**INSTRUCTION**
Will you give every entry again exactly as it stands?

(Stored dataset items)
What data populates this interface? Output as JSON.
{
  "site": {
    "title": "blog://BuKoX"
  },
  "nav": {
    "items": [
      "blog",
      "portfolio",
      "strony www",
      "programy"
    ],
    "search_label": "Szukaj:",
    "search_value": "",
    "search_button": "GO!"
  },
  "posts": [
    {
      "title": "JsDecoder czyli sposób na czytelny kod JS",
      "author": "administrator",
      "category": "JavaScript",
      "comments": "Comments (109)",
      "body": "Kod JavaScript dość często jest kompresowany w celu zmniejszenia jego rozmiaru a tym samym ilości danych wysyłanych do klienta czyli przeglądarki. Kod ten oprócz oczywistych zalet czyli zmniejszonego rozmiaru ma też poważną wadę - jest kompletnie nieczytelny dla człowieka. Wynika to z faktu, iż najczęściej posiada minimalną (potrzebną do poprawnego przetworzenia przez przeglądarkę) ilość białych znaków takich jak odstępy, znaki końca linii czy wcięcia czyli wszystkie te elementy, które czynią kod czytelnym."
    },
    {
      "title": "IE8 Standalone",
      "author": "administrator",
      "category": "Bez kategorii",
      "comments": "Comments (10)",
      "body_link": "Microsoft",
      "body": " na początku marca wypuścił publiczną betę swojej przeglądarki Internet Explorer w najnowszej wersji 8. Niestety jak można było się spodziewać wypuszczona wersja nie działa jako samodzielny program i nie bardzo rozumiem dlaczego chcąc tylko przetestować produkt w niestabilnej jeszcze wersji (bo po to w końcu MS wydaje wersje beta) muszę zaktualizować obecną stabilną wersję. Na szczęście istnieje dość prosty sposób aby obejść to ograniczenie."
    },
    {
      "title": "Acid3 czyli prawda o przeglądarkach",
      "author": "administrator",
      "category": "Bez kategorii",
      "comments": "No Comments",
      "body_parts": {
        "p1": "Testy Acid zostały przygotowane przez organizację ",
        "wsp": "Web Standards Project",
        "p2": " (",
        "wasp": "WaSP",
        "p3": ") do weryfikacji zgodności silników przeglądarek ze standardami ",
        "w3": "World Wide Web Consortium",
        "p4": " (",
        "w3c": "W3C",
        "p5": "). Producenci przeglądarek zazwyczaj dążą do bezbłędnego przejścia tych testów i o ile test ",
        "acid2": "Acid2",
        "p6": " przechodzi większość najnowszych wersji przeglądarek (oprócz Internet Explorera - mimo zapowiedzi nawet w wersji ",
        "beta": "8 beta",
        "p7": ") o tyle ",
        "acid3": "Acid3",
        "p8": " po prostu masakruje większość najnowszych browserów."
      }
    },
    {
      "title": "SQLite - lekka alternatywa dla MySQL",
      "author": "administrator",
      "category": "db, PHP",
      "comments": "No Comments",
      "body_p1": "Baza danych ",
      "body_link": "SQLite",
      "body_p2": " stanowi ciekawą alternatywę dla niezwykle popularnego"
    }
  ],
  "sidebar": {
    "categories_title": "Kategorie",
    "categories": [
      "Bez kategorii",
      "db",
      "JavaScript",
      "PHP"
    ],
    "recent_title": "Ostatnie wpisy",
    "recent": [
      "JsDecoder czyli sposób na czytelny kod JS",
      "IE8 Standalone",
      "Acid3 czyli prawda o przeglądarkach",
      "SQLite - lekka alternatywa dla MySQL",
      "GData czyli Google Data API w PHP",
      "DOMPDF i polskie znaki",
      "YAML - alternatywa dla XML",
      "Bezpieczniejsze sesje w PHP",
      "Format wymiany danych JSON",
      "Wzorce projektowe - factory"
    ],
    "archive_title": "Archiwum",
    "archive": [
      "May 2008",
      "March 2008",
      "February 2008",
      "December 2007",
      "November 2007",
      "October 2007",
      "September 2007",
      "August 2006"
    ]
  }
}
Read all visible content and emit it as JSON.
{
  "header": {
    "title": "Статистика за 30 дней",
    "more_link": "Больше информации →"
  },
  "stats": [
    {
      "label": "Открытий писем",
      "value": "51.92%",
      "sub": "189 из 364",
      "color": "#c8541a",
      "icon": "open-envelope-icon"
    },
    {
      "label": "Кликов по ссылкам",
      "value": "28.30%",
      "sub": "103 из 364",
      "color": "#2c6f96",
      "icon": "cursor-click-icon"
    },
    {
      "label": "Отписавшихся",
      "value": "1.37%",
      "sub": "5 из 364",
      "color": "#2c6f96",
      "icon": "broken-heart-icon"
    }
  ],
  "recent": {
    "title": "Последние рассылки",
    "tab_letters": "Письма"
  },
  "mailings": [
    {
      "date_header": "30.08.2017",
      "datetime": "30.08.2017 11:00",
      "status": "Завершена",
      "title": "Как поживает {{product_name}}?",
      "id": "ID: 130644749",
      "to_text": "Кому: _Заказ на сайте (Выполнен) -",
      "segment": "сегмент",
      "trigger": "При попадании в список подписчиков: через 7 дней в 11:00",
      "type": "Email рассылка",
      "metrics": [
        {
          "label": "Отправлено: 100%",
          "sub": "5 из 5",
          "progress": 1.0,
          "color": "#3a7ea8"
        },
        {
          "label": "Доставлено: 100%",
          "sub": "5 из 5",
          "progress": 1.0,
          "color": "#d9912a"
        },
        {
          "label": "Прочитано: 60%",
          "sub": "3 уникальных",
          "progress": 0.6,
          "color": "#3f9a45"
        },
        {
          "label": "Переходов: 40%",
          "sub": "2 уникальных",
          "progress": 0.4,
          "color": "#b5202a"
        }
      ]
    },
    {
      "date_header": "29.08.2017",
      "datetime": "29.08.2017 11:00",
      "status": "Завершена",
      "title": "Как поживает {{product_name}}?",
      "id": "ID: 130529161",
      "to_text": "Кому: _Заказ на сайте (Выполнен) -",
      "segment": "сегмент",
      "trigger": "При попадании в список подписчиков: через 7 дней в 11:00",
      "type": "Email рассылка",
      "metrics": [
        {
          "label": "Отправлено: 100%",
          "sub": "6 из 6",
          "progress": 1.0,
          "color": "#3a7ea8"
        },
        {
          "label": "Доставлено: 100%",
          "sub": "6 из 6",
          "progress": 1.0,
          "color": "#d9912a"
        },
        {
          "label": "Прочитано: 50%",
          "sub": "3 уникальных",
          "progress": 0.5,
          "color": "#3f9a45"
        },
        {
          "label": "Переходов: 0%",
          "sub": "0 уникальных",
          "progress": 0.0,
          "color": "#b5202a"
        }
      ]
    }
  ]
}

**TASK SOLUTION**
What data populates this interface? Output as JSON.
{
  "site": {
    "title": "blog://BuKoX"
  },
  "nav": {
    "items": [
      "blog",
      "portfolio",
      "strony www",
      "programy"
    ],
    "search_label": "Szukaj:",
    "search_value": "",
    "search_button": "GO!"
  },
  "posts": [
    {
      "title": "JsDecoder czyli sposób na czytelny kod JS",
      "author": "administrator",
      "category": "JavaScript",
      "comments": "Comments (109)",
      "body": "Kod JavaScript dość często jest kompresowany w celu zmniejszenia jego rozmiaru a tym samym ilości danych wysyłanych do klienta czyli przeglądarki. Kod ten oprócz oczywistych zalet czyli zmniejszonego rozmiaru ma też poważną wadę - jest kompletnie nieczytelny dla człowieka. Wynika to z faktu, iż najczęściej posiada minimalną (potrzebną do poprawnego przetworzenia przez przeglądarkę) ilość białych znaków takich jak odstępy, znaki końca linii czy wcięcia czyli wszystkie te elementy, które czynią kod czytelnym."
    },
    {
      "title": "IE8 Standalone",
      "author": "administrator",
      "category": "Bez kategorii",
      "comments": "Comments (10)",
      "body_link": "Microsoft",
      "body": " na początku marca wypuścił publiczną betę swojej przeglądarki Internet Explorer w najnowszej wersji 8. Niestety jak można było się spodziewać wypuszczona wersja nie działa jako samodzielny program i nie bardzo rozumiem dlaczego chcąc tylko przetestować produkt w niestabilnej jeszcze wersji (bo po to w końcu MS wydaje wersje beta) muszę zaktualizować obecną stabilną wersję. Na szczęście istnieje dość prosty sposób aby obejść to ograniczenie."
    },
    {
      "title": "Acid3 czyli prawda o przeglądarkach",
      "author": "administrator",
      "category": "Bez kategorii",
      "comments": "No Comments",
      "body_parts": {
        "p1": "Testy Acid zostały przygotowane przez organizację ",
        "wsp": "Web Standards Project",
        "p2": " (",
        "wasp": "WaSP",
        "p3": ") do weryfikacji zgodności silników przeglądarek ze standardami ",
        "w3": "World Wide Web Consortium",
        "p4": " (",
        "w3c": "W3C",
        "p5": "). Producenci przeglądarek zazwyczaj dążą do bezbłędnego przejścia tych testów i o ile test ",
        "acid2": "Acid2",
        "p6": " przechodzi większość najnowszych wersji przeglądarek (oprócz Internet Explorera - mimo zapowiedzi nawet w wersji ",
        "beta": "8 beta",
        "p7": ") o tyle ",
        "acid3": "Acid3",
        "p8": " po prostu masakruje większość najnowszych browserów."
      }
    },
    {
      "title": "SQLite - lekka alternatywa dla MySQL",
      "author": "administrator",
      "category": "db, PHP",
      "comments": "No Comments",
      "body_p1": "Baza danych ",
      "body_link": "SQLite",
      "body_p2": " stanowi ciekawą alternatywę dla niezwykle popularnego"
    }
  ],
  "sidebar": {
    "categories_title": "Kategorie",
    "categories": [
      "Bez kategorii",
      "db",
      "JavaScript",
      "PHP"
    ],
    "recent_title": "Ostatnie wpisy",
    "recent": [
      "JsDecoder czyli sposób na czytelny kod JS",
      "IE8 Standalone",
      "Acid3 czyli prawda o przeglądarkach",
      "SQLite - lekka alternatywa dla MySQL",
      "GData czyli Google Data API w PHP",
      "DOMPDF i polskie znaki",
      "YAML - alternatywa dla XML",
      "Bezpieczniejsze sesje w PHP",
      "Format wymiany danych JSON",
      "Wzorce projektowe - factory"
    ],
    "archive_title": "Archiwum",
    "archive": [
      "May 2008",
      "March 2008",
      "February 2008",
      "December 2007",
      "November 2007",
      "October 2007",
      "September 2007",
      "August 2006"
    ]
  }
}
Read all visible content and emit it as JSON.
{
  "header": {
    "title": "Статистика за 30 дней",
    "more_link": "Больше информации →"
  },
  "stats": [
    {
      "label": "Открытий писем",
      "value": "51.92%",
      "sub": "189 из 364",
      "color": "#c8541a",
      "icon": "open-envelope-icon"
    },
    {
      "label": "Кликов по ссылкам",
      "value": "28.30%",
      "sub": "103 из 364",
      "color": "#2c6f96",
      "icon": "cursor-click-icon"
    },
    {
      "label": "Отписавшихся",
      "value": "1.37%",
      "sub": "5 из 364",
      "color": "#2c6f96",
      "icon": "broken-heart-icon"
    }
  ],
  "recent": {
    "title": "Последние рассылки",
    "tab_letters": "Письма"
  },
  "mailings": [
    {
      "date_header": "30.08.2017",
      "datetime": "30.08.2017 11:00",
      "status": "Завершена",
      "title": "Как поживает {{product_name}}?",
      "id": "ID: 130644749",
      "to_text": "Кому: _Заказ на сайте (Выполнен) -",
      "segment": "сегмент",
      "trigger": "При попадании в список подписчиков: через 7 дней в 11:00",
      "type": "Email рассылка",
      "metrics": [
        {
          "label": "Отправлено: 100%",
          "sub": "5 из 5",
          "progress": 1.0,
          "color": "#3a7ea8"
        },
        {
          "label": "Доставлено: 100%",
          "sub": "5 из 5",
          "progress": 1.0,
          "color": "#d9912a"
        },
        {
          "label": "Прочитано: 60%",
          "sub": "3 уникальных",
          "progress": 0.6,
          "color": "#3f9a45"
        },
        {
          "label": "Переходов: 40%",
          "sub": "2 уникальных",
          "progress": 0.4,
          "color": "#b5202a"
        }
      ]
    },
    {
      "date_header": "29.08.2017",
      "datetime": "29.08.2017 11:00",
      "status": "Завершена",
      "title": "Как поживает {{product_name}}?",
      "id": "ID: 130529161",
      "to_text": "Кому: _Заказ на сайте (Выполнен) -",
      "segment": "сегмент",
      "trigger": "При попадании в список подписчиков: через 7 дней в 11:00",
      "type": "Email рассылка",
      "metrics": [
        {
          "label": "Отправлено: 100%",
          "sub": "6 из 6",
          "progress": 1.0,
          "color": "#3a7ea8"
        },
        {
          "label": "Доставлено: 100%",
          "sub": "6 из 6",
          "progress": 1.0,
          "color": "#d9912a"
        },
        {
          "label": "Прочитано: 50%",
          "sub": "3 уникальных",
          "progress": 0.5,
          "color": "#3f9a45"
        },
        {
          "label": "Переходов: 0%",
          "sub": "0 уникальных",
          "progress": 0.0,
          "color": "#b5202a"
        }
      ]
    }
  ]
}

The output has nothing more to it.